--- Begin ---

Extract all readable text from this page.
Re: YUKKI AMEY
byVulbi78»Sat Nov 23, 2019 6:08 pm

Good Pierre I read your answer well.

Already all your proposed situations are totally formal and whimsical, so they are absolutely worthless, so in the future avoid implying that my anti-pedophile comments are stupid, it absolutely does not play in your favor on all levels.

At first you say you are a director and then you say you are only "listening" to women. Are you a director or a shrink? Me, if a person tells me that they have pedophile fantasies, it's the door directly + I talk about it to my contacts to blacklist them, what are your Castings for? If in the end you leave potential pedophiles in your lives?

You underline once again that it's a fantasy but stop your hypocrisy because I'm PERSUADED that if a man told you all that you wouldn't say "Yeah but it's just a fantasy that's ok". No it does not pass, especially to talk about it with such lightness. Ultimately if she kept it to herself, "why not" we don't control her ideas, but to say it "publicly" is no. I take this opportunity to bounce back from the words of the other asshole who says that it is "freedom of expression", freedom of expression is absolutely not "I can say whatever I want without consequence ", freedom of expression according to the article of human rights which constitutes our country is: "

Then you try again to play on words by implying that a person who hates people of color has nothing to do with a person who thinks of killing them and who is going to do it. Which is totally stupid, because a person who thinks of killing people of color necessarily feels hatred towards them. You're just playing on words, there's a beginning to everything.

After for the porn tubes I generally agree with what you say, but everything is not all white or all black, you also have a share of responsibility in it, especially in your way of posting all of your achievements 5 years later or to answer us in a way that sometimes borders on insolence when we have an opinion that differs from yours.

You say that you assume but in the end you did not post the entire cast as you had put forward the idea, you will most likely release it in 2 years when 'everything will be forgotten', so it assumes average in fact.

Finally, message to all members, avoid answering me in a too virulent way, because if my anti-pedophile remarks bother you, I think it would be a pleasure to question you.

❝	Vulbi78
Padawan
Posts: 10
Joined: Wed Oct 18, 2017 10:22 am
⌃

--- End ---

Do this. Copy each line above where the string "have" occurs.

Task output.
At first you say you are a director and then you say you are only "listening" to women. Are you a director or a shrink? Me, if a person tells me that they have pedophile fantasies, it's the door directly + I talk about it to my contacts to blacklist them, what are your Castings for? If in the end you leave potential pedophiles in your lives?
After for the porn tubes I generally agree with what you say, but everything is not all white or all black, you also have a share of responsibility in it, especially in your way of posting all of your achievements 5 years later or to answer us in a way that sometimes borders on insolence when we have an opinion that differs from yours.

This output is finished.